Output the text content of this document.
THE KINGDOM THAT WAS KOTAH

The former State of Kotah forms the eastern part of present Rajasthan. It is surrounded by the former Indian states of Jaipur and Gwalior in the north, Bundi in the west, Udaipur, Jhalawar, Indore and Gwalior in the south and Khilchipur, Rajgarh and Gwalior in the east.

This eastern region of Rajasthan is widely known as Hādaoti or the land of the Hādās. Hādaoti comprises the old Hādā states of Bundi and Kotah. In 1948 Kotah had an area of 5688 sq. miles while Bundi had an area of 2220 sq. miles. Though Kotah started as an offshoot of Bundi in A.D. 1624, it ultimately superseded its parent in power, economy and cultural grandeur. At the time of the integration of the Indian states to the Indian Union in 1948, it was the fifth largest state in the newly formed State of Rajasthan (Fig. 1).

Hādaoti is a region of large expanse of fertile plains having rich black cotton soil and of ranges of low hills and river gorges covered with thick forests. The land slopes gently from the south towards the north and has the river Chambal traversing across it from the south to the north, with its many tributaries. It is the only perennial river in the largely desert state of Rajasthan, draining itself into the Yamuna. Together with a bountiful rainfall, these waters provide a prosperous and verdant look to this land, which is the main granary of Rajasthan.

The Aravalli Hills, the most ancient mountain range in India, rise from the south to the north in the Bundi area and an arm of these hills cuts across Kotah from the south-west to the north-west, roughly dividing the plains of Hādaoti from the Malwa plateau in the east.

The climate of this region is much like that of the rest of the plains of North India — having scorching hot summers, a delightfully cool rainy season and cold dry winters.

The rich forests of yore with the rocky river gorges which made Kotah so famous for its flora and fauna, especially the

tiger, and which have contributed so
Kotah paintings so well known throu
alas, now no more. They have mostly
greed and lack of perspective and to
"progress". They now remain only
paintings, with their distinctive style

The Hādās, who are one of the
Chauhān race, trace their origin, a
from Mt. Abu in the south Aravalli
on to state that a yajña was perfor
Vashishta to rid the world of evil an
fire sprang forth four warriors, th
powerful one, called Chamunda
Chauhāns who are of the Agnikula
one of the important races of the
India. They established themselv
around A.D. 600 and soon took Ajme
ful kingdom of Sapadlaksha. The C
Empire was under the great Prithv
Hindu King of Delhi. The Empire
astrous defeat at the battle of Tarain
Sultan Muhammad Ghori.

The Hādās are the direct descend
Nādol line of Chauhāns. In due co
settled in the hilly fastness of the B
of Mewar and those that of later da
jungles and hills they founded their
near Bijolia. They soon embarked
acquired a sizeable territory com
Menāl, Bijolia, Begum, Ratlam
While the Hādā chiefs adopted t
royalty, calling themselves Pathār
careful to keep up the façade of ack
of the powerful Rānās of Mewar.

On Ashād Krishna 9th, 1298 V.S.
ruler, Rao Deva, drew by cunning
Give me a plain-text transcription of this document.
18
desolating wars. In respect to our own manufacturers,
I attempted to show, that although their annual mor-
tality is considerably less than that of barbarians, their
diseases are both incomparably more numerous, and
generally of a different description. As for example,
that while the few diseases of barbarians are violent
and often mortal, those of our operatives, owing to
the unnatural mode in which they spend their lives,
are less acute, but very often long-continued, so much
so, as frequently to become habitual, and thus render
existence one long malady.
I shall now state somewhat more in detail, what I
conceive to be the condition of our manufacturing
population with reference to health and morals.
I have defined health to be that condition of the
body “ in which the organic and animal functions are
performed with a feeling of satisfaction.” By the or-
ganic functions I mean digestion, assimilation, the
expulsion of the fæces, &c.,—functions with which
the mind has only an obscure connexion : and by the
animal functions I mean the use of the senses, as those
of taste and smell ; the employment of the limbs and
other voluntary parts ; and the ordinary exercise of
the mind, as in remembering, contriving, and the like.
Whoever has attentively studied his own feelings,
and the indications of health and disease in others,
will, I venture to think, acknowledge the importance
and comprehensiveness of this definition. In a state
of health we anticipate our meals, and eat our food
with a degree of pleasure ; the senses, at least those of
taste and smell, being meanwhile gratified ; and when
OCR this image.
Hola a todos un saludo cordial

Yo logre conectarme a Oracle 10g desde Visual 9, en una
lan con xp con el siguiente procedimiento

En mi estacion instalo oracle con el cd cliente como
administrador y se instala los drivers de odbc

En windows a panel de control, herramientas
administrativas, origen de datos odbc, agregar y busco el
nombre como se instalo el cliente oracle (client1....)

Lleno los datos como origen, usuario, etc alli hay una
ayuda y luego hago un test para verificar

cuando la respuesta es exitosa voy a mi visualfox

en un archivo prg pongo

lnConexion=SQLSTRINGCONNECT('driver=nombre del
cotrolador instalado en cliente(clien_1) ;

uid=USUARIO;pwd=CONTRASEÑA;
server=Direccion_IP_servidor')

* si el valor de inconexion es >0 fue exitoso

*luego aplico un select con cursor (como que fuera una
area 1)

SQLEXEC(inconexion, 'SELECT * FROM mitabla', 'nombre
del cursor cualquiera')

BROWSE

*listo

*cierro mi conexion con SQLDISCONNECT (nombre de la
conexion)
───
▸ **Goal of the exercise**: Look through the listing above. Pick out each line with "those" and copy it.

▸ **Output of the task**:
of Mewar and those that of later da
and often mortal, those of our operatives, owing to
animal functions I mean the use of the senses, as those
with a degree of pleasure ; the senses, at least those of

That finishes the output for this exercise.